## Begin Records for the task

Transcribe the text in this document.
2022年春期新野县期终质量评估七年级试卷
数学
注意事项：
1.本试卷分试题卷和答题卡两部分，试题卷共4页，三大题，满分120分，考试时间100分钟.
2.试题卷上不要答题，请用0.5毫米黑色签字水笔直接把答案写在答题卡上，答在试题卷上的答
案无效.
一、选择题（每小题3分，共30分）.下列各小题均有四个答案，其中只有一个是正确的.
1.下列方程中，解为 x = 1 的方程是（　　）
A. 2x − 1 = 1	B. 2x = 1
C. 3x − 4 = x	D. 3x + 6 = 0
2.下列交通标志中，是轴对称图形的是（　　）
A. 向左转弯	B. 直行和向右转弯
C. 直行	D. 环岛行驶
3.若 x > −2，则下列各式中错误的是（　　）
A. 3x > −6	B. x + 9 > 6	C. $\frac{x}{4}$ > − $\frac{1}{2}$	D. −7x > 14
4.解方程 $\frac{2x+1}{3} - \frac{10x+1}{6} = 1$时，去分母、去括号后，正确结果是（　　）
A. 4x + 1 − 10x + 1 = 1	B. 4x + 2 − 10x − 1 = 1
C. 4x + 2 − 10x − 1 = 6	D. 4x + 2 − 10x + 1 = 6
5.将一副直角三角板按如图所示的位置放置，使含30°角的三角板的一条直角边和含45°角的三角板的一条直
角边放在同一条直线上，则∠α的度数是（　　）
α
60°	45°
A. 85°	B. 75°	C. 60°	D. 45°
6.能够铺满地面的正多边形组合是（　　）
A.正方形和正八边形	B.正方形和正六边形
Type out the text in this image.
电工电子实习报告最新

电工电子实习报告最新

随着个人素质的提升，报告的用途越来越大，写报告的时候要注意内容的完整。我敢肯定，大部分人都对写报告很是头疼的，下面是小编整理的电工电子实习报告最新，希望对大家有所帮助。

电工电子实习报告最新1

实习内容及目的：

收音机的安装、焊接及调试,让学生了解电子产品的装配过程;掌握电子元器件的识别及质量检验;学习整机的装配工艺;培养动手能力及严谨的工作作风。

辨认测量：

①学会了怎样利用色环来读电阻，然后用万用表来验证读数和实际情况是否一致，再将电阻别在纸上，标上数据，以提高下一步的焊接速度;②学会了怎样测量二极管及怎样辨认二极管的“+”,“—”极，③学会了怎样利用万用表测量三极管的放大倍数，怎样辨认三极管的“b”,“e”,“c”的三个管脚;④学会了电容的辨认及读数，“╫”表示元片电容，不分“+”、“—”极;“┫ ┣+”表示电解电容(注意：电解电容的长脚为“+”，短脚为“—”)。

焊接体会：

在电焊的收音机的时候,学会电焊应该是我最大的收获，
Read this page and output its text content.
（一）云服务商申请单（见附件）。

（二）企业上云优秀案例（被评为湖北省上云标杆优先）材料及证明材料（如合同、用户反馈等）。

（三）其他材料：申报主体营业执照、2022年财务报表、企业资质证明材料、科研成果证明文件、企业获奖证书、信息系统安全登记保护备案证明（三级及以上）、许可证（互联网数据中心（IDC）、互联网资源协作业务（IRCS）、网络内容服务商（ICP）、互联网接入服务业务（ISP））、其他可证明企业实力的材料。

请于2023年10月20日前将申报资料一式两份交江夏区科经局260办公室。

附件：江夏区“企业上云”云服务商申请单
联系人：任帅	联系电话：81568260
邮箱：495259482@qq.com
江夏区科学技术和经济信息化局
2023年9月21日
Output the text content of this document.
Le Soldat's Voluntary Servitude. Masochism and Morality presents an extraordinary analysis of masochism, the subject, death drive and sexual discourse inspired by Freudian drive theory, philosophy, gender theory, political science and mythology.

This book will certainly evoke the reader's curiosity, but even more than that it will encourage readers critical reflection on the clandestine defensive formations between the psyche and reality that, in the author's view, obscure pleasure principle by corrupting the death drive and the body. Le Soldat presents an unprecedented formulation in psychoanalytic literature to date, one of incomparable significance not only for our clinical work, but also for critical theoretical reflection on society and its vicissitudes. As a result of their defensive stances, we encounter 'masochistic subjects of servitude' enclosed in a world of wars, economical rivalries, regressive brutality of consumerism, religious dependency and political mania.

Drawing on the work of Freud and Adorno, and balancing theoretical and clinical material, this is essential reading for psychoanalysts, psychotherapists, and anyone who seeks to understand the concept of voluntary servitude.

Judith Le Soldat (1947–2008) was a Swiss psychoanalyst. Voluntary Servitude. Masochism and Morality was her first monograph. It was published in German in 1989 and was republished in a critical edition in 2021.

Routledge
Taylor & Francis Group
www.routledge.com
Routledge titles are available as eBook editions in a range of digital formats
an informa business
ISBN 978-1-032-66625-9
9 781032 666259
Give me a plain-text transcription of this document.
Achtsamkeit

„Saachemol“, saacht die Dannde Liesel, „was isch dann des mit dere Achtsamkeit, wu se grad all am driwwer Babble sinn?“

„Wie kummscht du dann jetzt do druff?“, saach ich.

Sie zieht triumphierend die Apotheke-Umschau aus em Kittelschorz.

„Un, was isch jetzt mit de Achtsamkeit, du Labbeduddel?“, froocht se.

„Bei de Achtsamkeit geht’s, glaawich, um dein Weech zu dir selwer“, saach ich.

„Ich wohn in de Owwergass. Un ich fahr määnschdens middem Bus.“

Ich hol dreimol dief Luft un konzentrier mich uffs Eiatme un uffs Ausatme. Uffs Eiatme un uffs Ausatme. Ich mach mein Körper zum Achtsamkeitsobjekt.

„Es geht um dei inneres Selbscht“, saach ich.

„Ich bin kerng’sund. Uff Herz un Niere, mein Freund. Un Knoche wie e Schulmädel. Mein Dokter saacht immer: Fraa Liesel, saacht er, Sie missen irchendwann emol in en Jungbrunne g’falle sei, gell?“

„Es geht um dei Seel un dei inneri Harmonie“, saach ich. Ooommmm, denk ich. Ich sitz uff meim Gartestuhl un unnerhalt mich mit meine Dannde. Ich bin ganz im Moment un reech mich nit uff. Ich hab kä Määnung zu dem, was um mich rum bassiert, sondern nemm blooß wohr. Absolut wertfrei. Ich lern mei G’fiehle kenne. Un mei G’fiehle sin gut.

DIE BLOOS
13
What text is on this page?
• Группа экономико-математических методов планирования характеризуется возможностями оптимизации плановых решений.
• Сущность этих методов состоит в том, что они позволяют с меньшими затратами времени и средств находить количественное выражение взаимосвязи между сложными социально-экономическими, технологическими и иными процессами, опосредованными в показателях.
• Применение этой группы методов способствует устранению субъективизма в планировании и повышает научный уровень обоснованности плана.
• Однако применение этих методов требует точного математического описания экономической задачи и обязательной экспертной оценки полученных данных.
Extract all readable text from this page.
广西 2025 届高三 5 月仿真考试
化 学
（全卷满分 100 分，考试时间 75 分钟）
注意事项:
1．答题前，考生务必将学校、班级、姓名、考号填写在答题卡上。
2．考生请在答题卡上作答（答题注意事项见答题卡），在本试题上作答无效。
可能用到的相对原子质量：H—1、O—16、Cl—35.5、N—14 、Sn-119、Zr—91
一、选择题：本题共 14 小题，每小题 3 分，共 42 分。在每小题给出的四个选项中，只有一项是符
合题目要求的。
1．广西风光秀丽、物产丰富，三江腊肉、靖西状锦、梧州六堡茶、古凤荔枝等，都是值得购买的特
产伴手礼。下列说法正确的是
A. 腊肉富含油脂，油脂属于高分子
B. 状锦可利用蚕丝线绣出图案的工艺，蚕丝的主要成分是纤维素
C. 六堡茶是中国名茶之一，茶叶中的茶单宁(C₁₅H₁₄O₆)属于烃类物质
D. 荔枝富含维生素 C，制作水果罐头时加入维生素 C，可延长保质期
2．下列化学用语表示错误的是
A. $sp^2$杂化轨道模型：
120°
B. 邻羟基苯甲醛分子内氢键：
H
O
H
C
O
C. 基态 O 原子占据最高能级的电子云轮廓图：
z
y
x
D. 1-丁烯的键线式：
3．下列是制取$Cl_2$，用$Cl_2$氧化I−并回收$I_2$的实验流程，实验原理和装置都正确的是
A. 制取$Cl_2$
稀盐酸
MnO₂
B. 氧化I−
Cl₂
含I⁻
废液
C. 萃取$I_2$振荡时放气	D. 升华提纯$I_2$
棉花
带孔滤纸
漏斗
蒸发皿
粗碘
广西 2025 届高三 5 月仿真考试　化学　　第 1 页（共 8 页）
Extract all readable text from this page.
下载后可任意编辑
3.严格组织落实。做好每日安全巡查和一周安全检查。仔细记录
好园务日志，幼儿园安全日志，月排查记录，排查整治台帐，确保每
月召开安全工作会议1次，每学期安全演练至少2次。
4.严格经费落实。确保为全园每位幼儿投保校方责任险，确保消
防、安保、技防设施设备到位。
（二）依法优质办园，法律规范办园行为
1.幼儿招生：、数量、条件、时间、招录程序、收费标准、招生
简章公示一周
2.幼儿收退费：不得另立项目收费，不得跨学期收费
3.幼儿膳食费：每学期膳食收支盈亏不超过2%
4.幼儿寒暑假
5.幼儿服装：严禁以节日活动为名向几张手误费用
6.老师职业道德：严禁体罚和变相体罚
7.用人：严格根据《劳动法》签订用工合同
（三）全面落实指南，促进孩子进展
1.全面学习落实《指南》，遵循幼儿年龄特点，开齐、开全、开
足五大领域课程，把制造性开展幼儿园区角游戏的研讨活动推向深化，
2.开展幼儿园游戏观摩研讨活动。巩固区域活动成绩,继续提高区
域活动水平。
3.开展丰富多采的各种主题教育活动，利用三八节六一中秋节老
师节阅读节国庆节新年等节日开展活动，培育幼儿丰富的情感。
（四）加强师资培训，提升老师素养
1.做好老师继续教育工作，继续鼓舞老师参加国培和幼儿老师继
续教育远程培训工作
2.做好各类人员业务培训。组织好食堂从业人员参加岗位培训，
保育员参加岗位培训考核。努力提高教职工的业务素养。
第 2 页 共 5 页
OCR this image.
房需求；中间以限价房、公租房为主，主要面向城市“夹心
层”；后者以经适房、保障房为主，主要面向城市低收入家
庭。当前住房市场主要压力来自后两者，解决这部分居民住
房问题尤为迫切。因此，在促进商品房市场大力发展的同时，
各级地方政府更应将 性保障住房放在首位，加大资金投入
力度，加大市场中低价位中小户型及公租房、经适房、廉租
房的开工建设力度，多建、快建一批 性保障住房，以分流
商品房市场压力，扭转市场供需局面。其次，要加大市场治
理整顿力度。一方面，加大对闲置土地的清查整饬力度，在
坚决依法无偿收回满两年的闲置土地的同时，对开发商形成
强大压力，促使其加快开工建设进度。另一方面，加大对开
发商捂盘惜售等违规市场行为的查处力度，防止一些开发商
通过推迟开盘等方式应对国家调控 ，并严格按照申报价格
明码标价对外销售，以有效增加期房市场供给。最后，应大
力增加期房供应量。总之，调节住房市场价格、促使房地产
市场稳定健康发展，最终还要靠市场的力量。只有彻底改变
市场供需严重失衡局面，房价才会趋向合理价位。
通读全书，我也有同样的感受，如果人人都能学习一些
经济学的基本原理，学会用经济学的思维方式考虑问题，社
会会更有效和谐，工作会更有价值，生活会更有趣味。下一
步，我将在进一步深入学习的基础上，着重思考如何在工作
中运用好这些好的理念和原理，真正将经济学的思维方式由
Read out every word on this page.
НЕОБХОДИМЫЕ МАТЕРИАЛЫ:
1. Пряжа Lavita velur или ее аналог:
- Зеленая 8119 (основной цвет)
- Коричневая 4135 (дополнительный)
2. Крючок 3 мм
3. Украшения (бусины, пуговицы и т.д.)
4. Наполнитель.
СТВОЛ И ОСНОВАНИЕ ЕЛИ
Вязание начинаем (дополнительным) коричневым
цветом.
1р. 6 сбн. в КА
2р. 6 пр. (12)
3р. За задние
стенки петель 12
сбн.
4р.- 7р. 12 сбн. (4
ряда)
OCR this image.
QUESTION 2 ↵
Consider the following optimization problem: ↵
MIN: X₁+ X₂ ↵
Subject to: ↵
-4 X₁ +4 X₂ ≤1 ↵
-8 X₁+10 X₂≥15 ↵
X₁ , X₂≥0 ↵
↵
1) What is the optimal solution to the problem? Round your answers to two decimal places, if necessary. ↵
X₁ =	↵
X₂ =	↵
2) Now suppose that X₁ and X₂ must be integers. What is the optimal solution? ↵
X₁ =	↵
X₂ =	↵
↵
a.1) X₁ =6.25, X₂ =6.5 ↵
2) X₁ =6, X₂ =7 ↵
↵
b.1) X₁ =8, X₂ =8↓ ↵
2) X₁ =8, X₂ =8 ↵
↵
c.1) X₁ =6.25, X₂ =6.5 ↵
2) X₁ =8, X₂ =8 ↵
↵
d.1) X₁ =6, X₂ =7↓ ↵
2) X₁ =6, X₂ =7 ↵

## End Records for the task

--- Exercise ---
Return every line holding the word "isch" from the records.

--- Solution for this exercise ---
„Saachemol“, saacht die Dannde Liesel, „was isch dann des mit dere Achtsamkeit, wu se grad all am driwwer Babble sinn?“
„Un, was isch jetzt mit de Achtsamkeit, du Labbeduddel?“, froocht se.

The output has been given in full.